## begin

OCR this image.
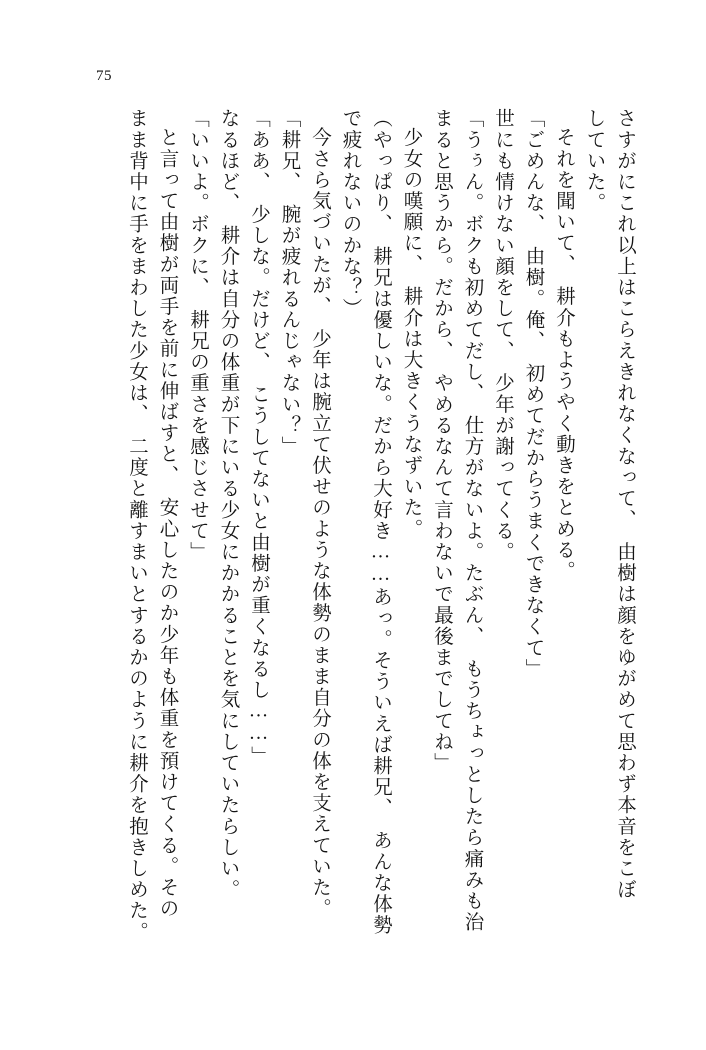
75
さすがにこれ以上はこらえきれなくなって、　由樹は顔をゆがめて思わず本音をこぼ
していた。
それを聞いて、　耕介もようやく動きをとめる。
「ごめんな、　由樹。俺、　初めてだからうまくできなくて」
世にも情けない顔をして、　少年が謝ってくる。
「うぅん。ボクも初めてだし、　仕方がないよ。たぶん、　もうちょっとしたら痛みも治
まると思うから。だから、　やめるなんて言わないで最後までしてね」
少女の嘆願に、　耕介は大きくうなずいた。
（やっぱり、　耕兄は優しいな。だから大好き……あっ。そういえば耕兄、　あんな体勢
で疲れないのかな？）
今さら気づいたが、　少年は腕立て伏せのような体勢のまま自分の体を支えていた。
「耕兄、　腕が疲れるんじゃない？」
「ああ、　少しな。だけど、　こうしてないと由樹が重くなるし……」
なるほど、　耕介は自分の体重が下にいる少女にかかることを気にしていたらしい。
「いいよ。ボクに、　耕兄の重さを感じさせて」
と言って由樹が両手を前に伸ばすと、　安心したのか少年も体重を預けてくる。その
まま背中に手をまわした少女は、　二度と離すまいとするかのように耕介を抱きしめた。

## end

▸ **To be done**: Take the listing and print it again exactly, but without any pictures.

▸ **Exercise result**:
OCR this image.
75
さすがにこれ以上はこらえきれなくなって、　由樹は顔をゆがめて思わず本音をこぼ
していた。
それを聞いて、　耕介もようやく動きをとめる。
「ごめんな、　由樹。俺、　初めてだからうまくできなくて」
世にも情けない顔をして、　少年が謝ってくる。
「うぅん。ボクも初めてだし、　仕方がないよ。たぶん、　もうちょっとしたら痛みも治
まると思うから。だから、　やめるなんて言わないで最後までしてね」
少女の嘆願に、　耕介は大きくうなずいた。
（やっぱり、　耕兄は優しいな。だから大好き……あっ。そういえば耕兄、　あんな体勢
で疲れないのかな？）
今さら気づいたが、　少年は腕立て伏せのような体勢のまま自分の体を支えていた。
「耕兄、　腕が疲れるんじゃない？」
「ああ、　少しな。だけど、　こうしてないと由樹が重くなるし……」
なるほど、　耕介は自分の体重が下にいる少女にかかることを気にしていたらしい。
「いいよ。ボクに、　耕兄の重さを感じさせて」
と言って由樹が両手を前に伸ばすと、　安心したのか少年も体重を預けてくる。その
まま背中に手をまわした少女は、　二度と離すまいとするかのように耕介を抱きしめた。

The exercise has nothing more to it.